In the records below, pick out all lines containing the word "rare".

+ + + + +

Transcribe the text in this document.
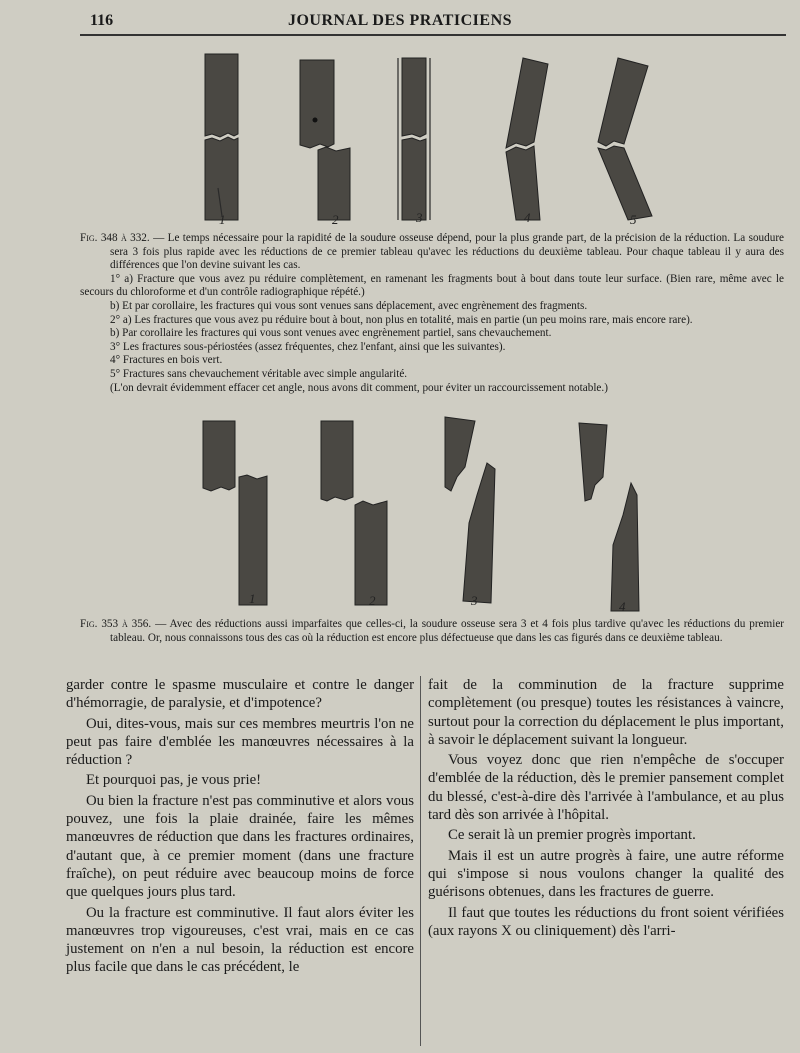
116	JOURNAL DES PRATICIENS
1	2	3	4	5

Fig. 348 à 332. — Le temps nécessaire pour la rapidité de la soudure osseuse dépend, pour la plus grande part, de la précision de la réduction. La soudure sera 3 fois plus rapide avec les réductions de ce premier tableau qu'avec les réductions du deuxième tableau. Pour chaque tableau il y aura des différences que l'on devine suivant les cas.

1° a) Fracture que vous avez pu réduire complètement, en ramenant les fragments bout à bout dans toute leur surface. (Bien rare, même avec le secours du chloroforme et d'un contrôle radiographique répété.)

b) Et par corollaire, les fractures qui vous sont venues sans déplacement, avec engrènement des fragments.

2° a) Les fractures que vous avez pu réduire bout à bout, non plus en totalité, mais en partie (un peu moins rare, mais encore rare).

b) Par corollaire les fractures qui vous sont venues avec engrènement partiel, sans chevauchement.

3° Les fractures sous-périostées (assez fréquentes, chez l'enfant, ainsi que les suivantes).

4° Fractures en bois vert.

5° Fractures sans chevauchement véritable avec simple angularité.

(L'on devrait évidemment effacer cet angle, nous avons dit comment, pour éviter un raccourcissement notable.)

1	2	3	4

Fig. 353 à 356. — Avec des réductions aussi imparfaites que celles-ci, la soudure osseuse sera 3 et 4 fois plus tardive qu'avec les réductions du premier tableau. Or, nous connaissons tous des cas où la réduction est encore plus défectueuse que dans les cas figurés dans ce deuxième tableau.

garder contre le spasme musculaire et contre le danger d'hémorragie, de paralysie, et d'impotence?

Oui, dites-vous, mais sur ces membres meurtris l'on ne peut pas faire d'emblée les manœuvres nécessaires à la réduction ?

Et pourquoi pas, je vous prie!

Ou bien la fracture n'est pas comminutive et alors vous pouvez, une fois la plaie drainée, faire les mêmes manœuvres de réduction que dans les fractures ordinaires, d'autant que, à ce premier moment (dans une fracture fraîche), on peut réduire avec beaucoup moins de force que quelques jours plus tard.

Ou la fracture est comminutive. Il faut alors éviter les manœuvres trop vigoureuses, c'est vrai, mais en ce cas justement on n'en a nul besoin, la réduction est encore plus facile que dans le cas précédent, le

fait de la comminution de la fracture supprime complètement (ou presque) toutes les résistances à vaincre, surtout pour la correction du déplacement le plus important, à savoir le déplacement suivant la longueur.

Vous voyez donc que rien n'empêche de s'occuper d'emblée de la réduction, dès le premier pansement complet du blessé, c'est-à-dire dès l'arrivée à l'ambulance, et au plus tard dès son arrivée à l'hôpital.

Ce serait là un premier progrès important.

Mais il est un autre progrès à faire, une autre réforme qui s'impose si nous voulons changer la qualité des guérisons obtenues, dans les fractures de guerre.

Il faut que toutes les réductions du front soient vérifiées (aux rayons X ou cliniquement) dès l'arri-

+ + + + +

=== Response below ===
1° a) Fracture que vous avez pu réduire complètement, en ramenant les fragments bout à bout dans toute leur surface. (Bien rare, même avec le secours du chloroforme et d'un contrôle radiographique répété.)
2° a) Les fractures que vous avez pu réduire bout à bout, non plus en totalité, mais en partie (un peu moins rare, mais encore rare).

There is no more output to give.